• _Data entries_
Start

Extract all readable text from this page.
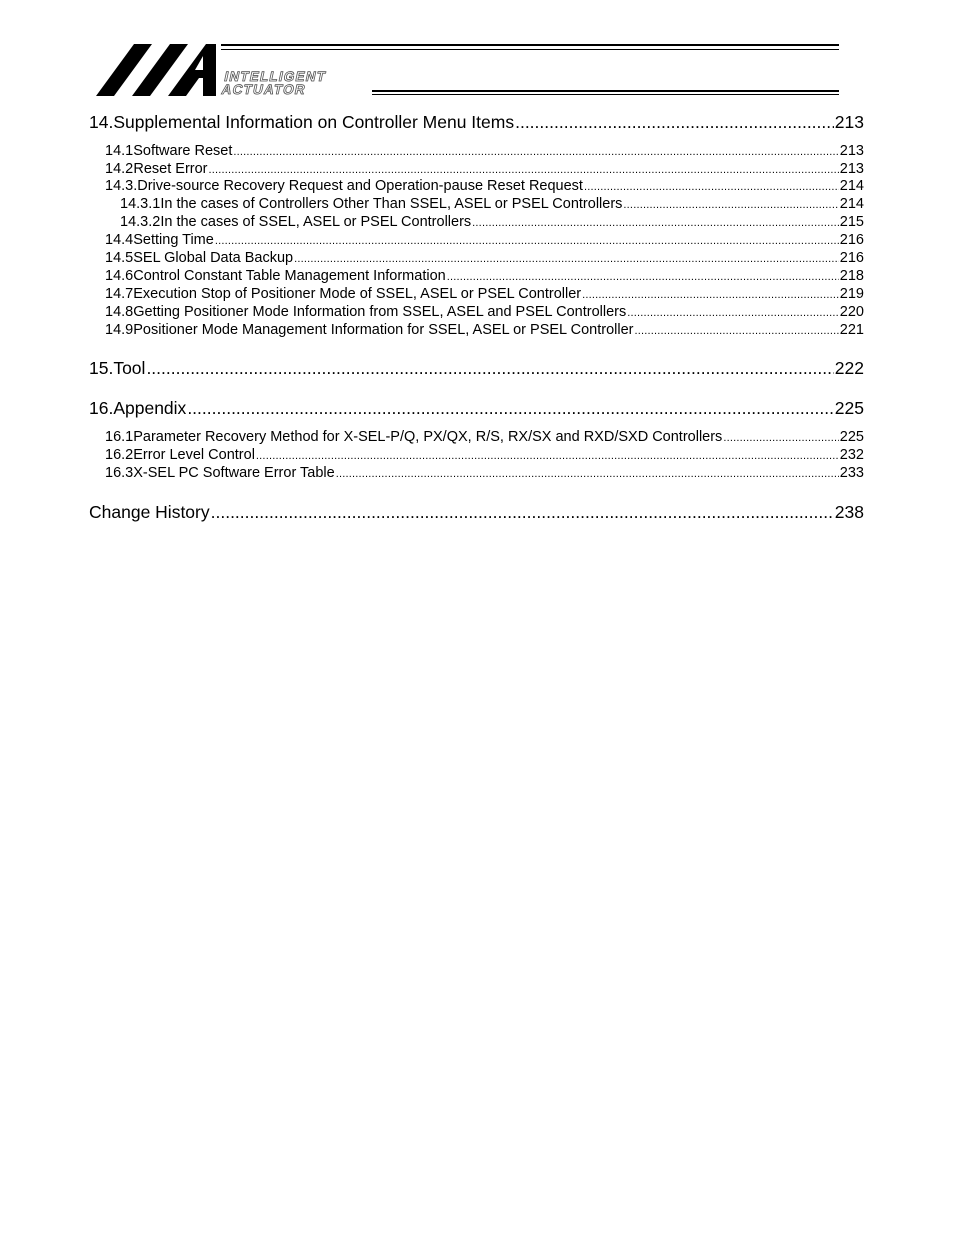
INTELLIGENT
ACTUATOR
14. Supplemental Information on Controller Menu Items .....	213
14.1 Software Reset .....	213
14.2 Reset Error .....	213
14.3. Drive-source Recovery Request and Operation-pause Reset Request .....	214
14.3.1 In the cases of Controllers Other Than SSEL, ASEL or PSEL Controllers .....	214
14.3.2 In the cases of SSEL, ASEL or PSEL Controllers .....	215
14.4 Setting Time .....	216
14.5 SEL Global Data Backup .....	216
14.6 Control Constant Table Management Information .....	218
14.7 Execution Stop of Positioner Mode of SSEL, ASEL or PSEL Controller .....	219
14.8 Getting Positioner Mode Information from SSEL, ASEL and PSEL Controllers .....	220
14.9 Positioner Mode Management Information for SSEL, ASEL or PSEL Controller .....	221
15. Tool .....	222
16. Appendix .....	225
16.1 Parameter Recovery Method for X-SEL-P/Q, PX/QX, R/S, RX/SX and RXD/SXD Controllers .....	225
16.2 Error Level Control .....	232
16.3 X-SEL PC Software Error Table .....	233
Change History .....	238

End

• _GIVEN PROBLEM_
Without the pictures, transcribe the listing above exactly.

• _EXERCISE RESPONSE_
Extract all readable text from this page.
INTELLIGENT
ACTUATOR
14. Supplemental Information on Controller Menu Items .....	213
14.1 Software Reset .....	213
14.2 Reset Error .....	213
14.3. Drive-source Recovery Request and Operation-pause Reset Request .....	214
14.3.1 In the cases of Controllers Other Than SSEL, ASEL or PSEL Controllers .....	214
14.3.2 In the cases of SSEL, ASEL or PSEL Controllers .....	215
14.4 Setting Time .....	216
14.5 SEL Global Data Backup .....	216
14.6 Control Constant Table Management Information .....	218
14.7 Execution Stop of Positioner Mode of SSEL, ASEL or PSEL Controller .....	219
14.8 Getting Positioner Mode Information from SSEL, ASEL and PSEL Controllers .....	220
14.9 Positioner Mode Management Information for SSEL, ASEL or PSEL Controller .....	221
15. Tool .....	222
16. Appendix .....	225
16.1 Parameter Recovery Method for X-SEL-P/Q, PX/QX, R/S, RX/SX and RXD/SXD Controllers .....	225
16.2 Error Level Control .....	232
16.3 X-SEL PC Software Error Table .....	233
Change History .....	238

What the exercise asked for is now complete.